Count the lines below that contain the string `ticks`, treating uppercase and lowercase as different. Reply with the number only.

Data pulled from a collection
/---
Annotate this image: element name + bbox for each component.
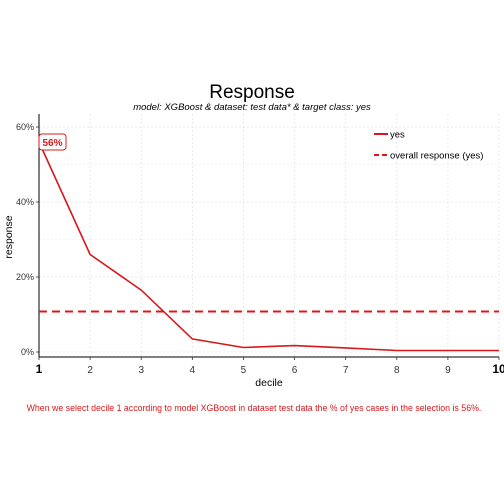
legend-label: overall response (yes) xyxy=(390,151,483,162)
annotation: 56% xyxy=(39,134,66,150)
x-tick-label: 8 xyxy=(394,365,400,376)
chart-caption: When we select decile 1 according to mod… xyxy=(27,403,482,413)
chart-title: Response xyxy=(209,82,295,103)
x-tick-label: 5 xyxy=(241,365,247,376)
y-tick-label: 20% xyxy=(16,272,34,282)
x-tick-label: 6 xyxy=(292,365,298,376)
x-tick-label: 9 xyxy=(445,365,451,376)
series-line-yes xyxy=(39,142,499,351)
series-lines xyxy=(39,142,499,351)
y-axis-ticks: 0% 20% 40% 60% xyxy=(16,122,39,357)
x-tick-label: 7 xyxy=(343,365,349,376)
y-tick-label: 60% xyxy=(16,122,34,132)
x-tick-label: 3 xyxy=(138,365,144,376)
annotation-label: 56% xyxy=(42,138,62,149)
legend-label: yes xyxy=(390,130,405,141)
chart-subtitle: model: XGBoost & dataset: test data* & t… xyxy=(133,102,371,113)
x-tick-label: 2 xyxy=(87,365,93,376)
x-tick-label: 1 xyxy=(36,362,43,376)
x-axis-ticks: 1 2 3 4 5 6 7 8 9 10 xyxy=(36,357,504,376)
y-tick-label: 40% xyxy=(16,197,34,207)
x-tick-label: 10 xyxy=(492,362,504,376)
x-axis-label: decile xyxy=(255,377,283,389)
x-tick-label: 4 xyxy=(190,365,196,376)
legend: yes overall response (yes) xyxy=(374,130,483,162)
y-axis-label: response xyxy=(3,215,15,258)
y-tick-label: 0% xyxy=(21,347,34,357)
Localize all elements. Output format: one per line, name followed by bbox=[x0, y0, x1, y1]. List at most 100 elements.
\---
**PROBLEM SOLUTION**
2